Trecho selecionado

========================

A perspectiva indicada pelo autor não se descola de suas experiências e dos compromissos vivenciados, tanto nos países latino-americanos, como nos europeus, africanos e asiáticos. Sua praxis pedagógica, alimentada pelas lutas dos pobres pelos direitos humanos, dos oprimidos e por todos aqueles homens e aquelas mulheres comprometidos com um mundo mais justo e solidário, deu-se no chão das comunidades, das escolas, dos espaços mais equidistantes do mundo, onde poucos chegavam, com mensagens de encorajamento, de força, de apoio para as suas lutas por melhores condições e por dignidade humana, traduzidas em estruturas públicas disponíveis para a valorização e criação de culturas, dos círculos de culturas, capazes de arrebatar os sonhos e esperanças.
Nos ambientes desumanizados, de violências e injustiças, Freire semeou o amor, a esperança e a alvorada de um mundo melhor. A sua prática pedagógica revestia-se do compromisso político, entrelaçada com a dimensão de construção de suas vidas, partilhadas enquanto elemento chave da construção coletiva: “Não há, porém, humanização na opressão, assim como não pode haver desumanização na verdadeira libertação. Mas, por outro lado, a libertação não se dá dentro da consciência dos homens, isolada do mundo, senão na práxis dos homens dentro da história, que, implicando a relação consciência-mundo, envolve a consciência crítica dessa relação” (FREIRE, 2011, 159).
Neste sentido, a educação como tarefa humanizadora e libertadora apoia-se no ato de conhecer como formação da consciência, enquanto a educação como dominação desumanizante baseia-se apenas na transferência de conhecimento, na submissão do estudante, no ato bancário de um objeto que apenas recebe informação sem o concretizar de uma transformação de sua vida, para ser mais, como ato político de sujeitos capazes de transformarem a História. Essa consciência pode ser interpretada, a partir dos escritos de Freire, como uma intencionalidade para com o mundo. Isso pode ser expresso na breve passagem em que afirma estar em reuniões em Genebra, nos preparativos das atividades na Guiné-Bissau, cuja metodologia indicava uma forma não de levar e sim de ouvir, de dialogar: “Como militantes e não como especialistas neutros ou técnicos frios é que aceitamos, como disse antes, o convite do Governo da Guiné-Bissau, e nesta condição é que, em setembro do ano passado, fizemos a nossa primeira visita ao país. Daí que tenhamos deixado Genebra dispostos a ver e a ouvir, a indagar e a discutir, e não carregando conosco, em nossas valises de mão, planos salvadores ou relatórios semielaborados. Em equipe, debatêramos, em Genebra, a melhor maneira de, na Guiné-Bissau, ver e ouvir, indagar e discutir, de que resultaria o programa de nossa contribuição. Programa, portanto, a nascer lá, em diálogo com os nacionais, em torno de sua realidade, de suas necessidades e de nossas possibilidades, e não em Genebra, feito por nós para eles” (FREIRE, 2011, 23).

========================

(Entradas de anotação espacial)
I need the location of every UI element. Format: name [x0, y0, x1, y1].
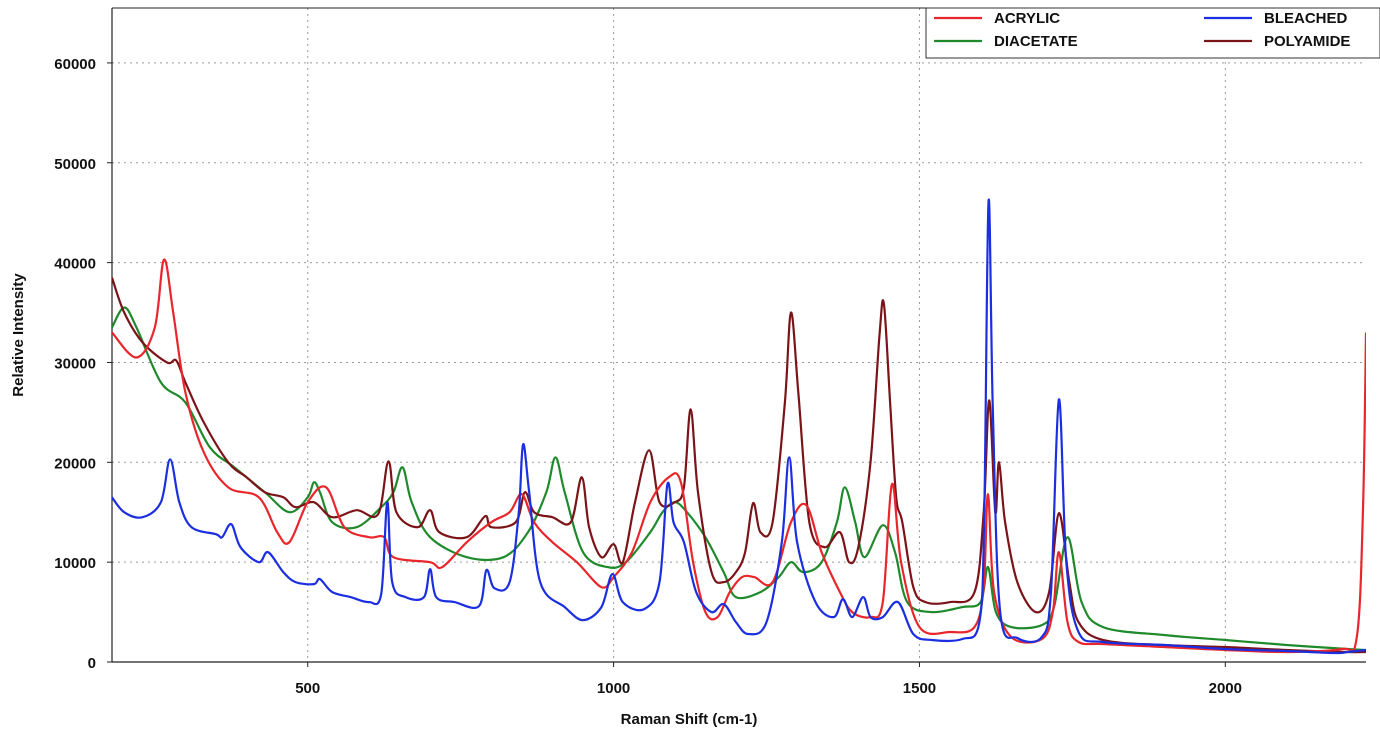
y-tick-label: 50000	[54, 156, 96, 173]
axes	[107, 7, 1366, 667]
x-tick-label: 1000	[597, 680, 630, 697]
grid-lines	[112, 8, 1366, 662]
x-axis-title: Raman Shift (cm-1)	[621, 711, 758, 728]
y-tick-label: 20000	[54, 455, 96, 472]
legend-label-polyamide: POLYAMIDE	[1264, 33, 1350, 50]
series-lines	[112, 198, 1366, 655]
tick-labels: 500 1000 1500 20000100002000030000400005000…	[54, 56, 1242, 697]
x-tick-label: 1500	[903, 680, 936, 697]
y-tick-label: 40000	[54, 256, 96, 273]
y-tick-label: 60000	[54, 56, 96, 73]
legend-box	[925, 7, 1380, 59]
legend-label-bleached: BLEACHED	[1264, 10, 1348, 27]
y-tick-label: 30000	[54, 355, 96, 372]
series-line-polyamide	[112, 277, 1366, 654]
legend-label-acrylic: ACRYLIC	[994, 10, 1060, 27]
y-axis-title: Relative Intensity	[10, 273, 27, 397]
y-tick-label: 10000	[54, 555, 96, 572]
series-line-bleached	[112, 198, 1366, 655]
legend-label-diacetate: DIACETATE	[994, 33, 1078, 50]
legend: ACRYLIC BLEACHED DIACETATE POLYAMIDE	[925, 7, 1380, 59]
series-line-diacetate	[112, 306, 1366, 652]
x-tick-label: 500	[295, 680, 320, 697]
y-tick-label: 0	[88, 655, 96, 672]
x-tick-label: 2000	[1209, 680, 1242, 697]
series-line-acrylic	[112, 258, 1366, 654]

========================

Seu objetivo
Reproduza fielmente o trecho sobre a pedagogia de Freire, começando pelas palavras "Nos ambientes desumanizados, de" e parando logo após "(FREIRE, 2011, 159).". As linhas não desempenham papel algum nesta atividade.

Resposta à tarefa
Nos ambientes desumanizados, de violências e injustiças, Freire semeou o amor, a esperança e a alvorada de um mundo melhor. A sua prática pedagógica revestia-se do compromisso político, entrelaçada com a dimensão de construção de suas vidas, partilhadas enquanto elemento chave da construção coletiva: “Não há, porém, humanização na opressão, assim como não pode haver desumanização na verdadeira libertação. Mas, por outro lado, a libertação não se dá dentro da consciência dos homens, isolada do mundo, senão na práxis dos homens dentro da história, que, implicando a relação consciência-mundo, envolve a consciência crítica dessa relação” (FREIRE, 2011, 159).